YOUR INSTRUCTIONS - Write the material out again exactly.
☆ ☆ ☆ ☆ ☆
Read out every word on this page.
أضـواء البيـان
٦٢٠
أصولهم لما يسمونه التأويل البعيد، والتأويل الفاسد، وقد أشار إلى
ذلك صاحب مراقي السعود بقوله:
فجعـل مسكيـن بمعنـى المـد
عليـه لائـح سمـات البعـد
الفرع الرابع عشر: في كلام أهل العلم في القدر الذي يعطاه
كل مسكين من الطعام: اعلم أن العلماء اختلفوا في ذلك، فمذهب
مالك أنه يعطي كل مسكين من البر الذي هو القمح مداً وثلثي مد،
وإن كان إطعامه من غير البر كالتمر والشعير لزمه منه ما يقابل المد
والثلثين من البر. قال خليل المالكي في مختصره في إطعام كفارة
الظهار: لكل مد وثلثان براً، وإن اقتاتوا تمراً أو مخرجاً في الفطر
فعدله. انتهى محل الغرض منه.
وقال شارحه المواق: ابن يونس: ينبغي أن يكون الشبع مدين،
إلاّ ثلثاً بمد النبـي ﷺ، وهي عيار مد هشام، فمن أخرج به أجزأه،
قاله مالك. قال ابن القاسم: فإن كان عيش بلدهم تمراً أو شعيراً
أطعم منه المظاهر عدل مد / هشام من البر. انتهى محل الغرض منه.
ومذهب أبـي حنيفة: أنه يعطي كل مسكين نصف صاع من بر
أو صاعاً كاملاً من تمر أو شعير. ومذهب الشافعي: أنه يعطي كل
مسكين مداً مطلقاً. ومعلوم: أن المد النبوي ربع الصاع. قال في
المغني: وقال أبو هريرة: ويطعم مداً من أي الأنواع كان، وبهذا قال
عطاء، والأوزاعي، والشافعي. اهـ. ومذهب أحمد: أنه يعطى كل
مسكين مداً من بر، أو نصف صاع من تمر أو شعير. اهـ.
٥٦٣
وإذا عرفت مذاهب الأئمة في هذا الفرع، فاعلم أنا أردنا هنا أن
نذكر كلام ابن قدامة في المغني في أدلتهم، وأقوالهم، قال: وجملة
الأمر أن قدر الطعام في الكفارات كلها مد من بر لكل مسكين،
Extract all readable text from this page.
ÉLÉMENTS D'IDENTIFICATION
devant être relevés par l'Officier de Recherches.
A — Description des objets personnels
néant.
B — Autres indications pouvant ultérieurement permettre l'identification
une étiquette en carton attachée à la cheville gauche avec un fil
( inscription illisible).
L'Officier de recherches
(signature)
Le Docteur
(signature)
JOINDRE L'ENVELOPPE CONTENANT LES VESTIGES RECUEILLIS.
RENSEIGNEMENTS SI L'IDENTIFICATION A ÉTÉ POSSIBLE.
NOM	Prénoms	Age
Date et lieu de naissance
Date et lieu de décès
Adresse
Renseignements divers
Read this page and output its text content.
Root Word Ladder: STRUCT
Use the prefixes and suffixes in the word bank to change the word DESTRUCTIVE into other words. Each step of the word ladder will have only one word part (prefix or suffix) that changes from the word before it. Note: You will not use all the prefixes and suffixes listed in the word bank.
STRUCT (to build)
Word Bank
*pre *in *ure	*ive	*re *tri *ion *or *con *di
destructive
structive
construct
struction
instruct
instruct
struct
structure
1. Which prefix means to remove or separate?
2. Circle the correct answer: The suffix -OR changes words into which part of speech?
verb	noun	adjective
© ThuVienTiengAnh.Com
☆ ☆ ☆ ☆ ☆
CORRECT OUTPUT -
Read out every word on this page.
أضـواء البيـان
٦٢٠
أصولهم لما يسمونه التأويل البعيد، والتأويل الفاسد، وقد أشار إلى
ذلك صاحب مراقي السعود بقوله:
فجعـل مسكيـن بمعنـى المـد
عليـه لائـح سمـات البعـد
الفرع الرابع عشر: في كلام أهل العلم في القدر الذي يعطاه
كل مسكين من الطعام: اعلم أن العلماء اختلفوا في ذلك، فمذهب
مالك أنه يعطي كل مسكين من البر الذي هو القمح مداً وثلثي مد،
وإن كان إطعامه من غير البر كالتمر والشعير لزمه منه ما يقابل المد
والثلثين من البر. قال خليل المالكي في مختصره في إطعام كفارة
الظهار: لكل مد وثلثان براً، وإن اقتاتوا تمراً أو مخرجاً في الفطر
فعدله. انتهى محل الغرض منه.
وقال شارحه المواق: ابن يونس: ينبغي أن يكون الشبع مدين،
إلاّ ثلثاً بمد النبـي ﷺ، وهي عيار مد هشام، فمن أخرج به أجزأه،
قاله مالك. قال ابن القاسم: فإن كان عيش بلدهم تمراً أو شعيراً
أطعم منه المظاهر عدل مد / هشام من البر. انتهى محل الغرض منه.
ومذهب أبـي حنيفة: أنه يعطي كل مسكين نصف صاع من بر
أو صاعاً كاملاً من تمر أو شعير. ومذهب الشافعي: أنه يعطي كل
مسكين مداً مطلقاً. ومعلوم: أن المد النبوي ربع الصاع. قال في
المغني: وقال أبو هريرة: ويطعم مداً من أي الأنواع كان، وبهذا قال
عطاء، والأوزاعي، والشافعي. اهـ. ومذهب أحمد: أنه يعطى كل
مسكين مداً من بر، أو نصف صاع من تمر أو شعير. اهـ.
٥٦٣
وإذا عرفت مذاهب الأئمة في هذا الفرع، فاعلم أنا أردنا هنا أن
نذكر كلام ابن قدامة في المغني في أدلتهم، وأقوالهم، قال: وجملة
الأمر أن قدر الطعام في الكفارات كلها مد من بر لكل مسكين،
Extract all readable text from this page.
ÉLÉMENTS D'IDENTIFICATION
devant être relevés par l'Officier de Recherches.
A — Description des objets personnels
néant.
B — Autres indications pouvant ultérieurement permettre l'identification
une étiquette en carton attachée à la cheville gauche avec un fil
( inscription illisible).
L'Officier de recherches
(signature)
Le Docteur
(signature)
JOINDRE L'ENVELOPPE CONTENANT LES VESTIGES RECUEILLIS.
RENSEIGNEMENTS SI L'IDENTIFICATION A ÉTÉ POSSIBLE.
NOM	Prénoms	Age
Date et lieu de naissance
Date et lieu de décès
Adresse
Renseignements divers
Read this page and output its text content.
Root Word Ladder: STRUCT
Use the prefixes and suffixes in the word bank to change the word DESTRUCTIVE into other words. Each step of the word ladder will have only one word part (prefix or suffix) that changes from the word before it. Note: You will not use all the prefixes and suffixes listed in the word bank.
STRUCT (to build)
Word Bank
*pre *in *ure	*ive	*re *tri *ion *or *con *di
destructive
structive
construct
struction
instruct
instruct
struct
structure
1. Which prefix means to remove or separate?
2. Circle the correct answer: The suffix -OR changes words into which part of speech?
verb	noun	adjective
© ThuVienTiengAnh.Com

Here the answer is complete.